Stored data entries:
=-=-=

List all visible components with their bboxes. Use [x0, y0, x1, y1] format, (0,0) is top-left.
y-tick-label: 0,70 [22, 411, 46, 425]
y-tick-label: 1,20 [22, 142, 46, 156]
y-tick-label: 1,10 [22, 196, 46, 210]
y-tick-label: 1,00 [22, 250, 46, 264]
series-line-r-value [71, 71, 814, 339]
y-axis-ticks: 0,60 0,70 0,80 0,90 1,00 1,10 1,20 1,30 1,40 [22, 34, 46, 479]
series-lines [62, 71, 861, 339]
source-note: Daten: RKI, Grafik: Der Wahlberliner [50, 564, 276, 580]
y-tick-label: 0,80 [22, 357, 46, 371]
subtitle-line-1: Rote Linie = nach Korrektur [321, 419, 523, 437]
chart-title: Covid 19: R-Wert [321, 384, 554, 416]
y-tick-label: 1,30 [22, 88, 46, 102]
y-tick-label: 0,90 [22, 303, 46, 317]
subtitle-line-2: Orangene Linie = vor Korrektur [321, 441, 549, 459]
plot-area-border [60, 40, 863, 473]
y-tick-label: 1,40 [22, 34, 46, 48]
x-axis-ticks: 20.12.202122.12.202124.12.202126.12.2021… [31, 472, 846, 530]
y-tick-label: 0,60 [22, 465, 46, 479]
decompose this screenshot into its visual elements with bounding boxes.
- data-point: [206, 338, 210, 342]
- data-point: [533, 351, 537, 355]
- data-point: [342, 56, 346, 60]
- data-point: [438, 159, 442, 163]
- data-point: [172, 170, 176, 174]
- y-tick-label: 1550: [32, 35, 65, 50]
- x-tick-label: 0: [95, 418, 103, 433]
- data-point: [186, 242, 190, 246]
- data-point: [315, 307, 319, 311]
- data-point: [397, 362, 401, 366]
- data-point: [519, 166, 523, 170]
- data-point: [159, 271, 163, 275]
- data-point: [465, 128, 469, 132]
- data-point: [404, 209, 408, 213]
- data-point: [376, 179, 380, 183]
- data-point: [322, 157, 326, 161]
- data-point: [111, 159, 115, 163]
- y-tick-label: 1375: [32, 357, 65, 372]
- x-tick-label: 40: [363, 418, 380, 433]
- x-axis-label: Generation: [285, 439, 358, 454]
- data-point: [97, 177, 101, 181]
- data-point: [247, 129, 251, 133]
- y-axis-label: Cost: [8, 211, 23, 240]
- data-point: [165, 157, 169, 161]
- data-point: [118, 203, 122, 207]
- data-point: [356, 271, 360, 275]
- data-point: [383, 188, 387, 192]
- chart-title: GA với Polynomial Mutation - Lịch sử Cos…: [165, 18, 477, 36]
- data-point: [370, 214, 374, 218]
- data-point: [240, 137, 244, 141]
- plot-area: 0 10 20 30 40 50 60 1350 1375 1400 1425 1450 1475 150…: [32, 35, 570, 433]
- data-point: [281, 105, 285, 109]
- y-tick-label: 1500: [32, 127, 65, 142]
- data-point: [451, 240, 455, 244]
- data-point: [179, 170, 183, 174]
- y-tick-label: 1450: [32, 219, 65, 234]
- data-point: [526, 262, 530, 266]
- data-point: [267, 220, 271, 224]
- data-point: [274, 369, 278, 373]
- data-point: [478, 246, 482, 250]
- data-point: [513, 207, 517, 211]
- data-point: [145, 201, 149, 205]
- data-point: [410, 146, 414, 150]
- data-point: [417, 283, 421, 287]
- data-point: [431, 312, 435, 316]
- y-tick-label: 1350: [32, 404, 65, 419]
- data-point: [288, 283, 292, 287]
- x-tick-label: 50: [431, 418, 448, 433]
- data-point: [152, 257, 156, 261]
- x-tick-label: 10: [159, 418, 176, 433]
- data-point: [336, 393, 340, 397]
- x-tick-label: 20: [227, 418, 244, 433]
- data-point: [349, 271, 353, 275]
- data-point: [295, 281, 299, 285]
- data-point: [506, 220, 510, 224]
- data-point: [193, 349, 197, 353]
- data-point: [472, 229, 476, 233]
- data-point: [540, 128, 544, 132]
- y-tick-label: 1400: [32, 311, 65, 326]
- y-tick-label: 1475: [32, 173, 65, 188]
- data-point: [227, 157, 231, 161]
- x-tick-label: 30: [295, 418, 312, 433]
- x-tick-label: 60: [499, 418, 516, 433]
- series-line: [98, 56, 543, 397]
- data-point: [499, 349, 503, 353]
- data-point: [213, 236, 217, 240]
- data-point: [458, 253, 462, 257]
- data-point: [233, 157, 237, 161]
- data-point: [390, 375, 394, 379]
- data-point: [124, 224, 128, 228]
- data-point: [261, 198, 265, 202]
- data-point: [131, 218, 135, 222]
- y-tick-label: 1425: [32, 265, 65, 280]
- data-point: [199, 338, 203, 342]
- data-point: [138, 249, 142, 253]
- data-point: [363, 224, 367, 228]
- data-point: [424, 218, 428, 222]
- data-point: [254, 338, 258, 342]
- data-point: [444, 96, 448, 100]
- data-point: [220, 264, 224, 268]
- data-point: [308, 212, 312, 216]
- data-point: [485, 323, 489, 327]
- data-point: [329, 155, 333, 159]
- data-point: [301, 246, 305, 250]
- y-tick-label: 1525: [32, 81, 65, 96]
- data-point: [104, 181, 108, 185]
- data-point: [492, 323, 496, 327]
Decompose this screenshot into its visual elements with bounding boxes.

=-=-=

▶ DESCRIPTION OF THE TASK: Pull out every line above that contains the word "with". Case counts.

▶ SOLVED PROBLEM:
List all visible components with their bboxes. Use [x0, y0, x1, y1] format, (0,0) is top-left.
decompose this screenshot into its visual elements with bounding boxes.
Decompose this screenshot into its visual elements with bounding boxes.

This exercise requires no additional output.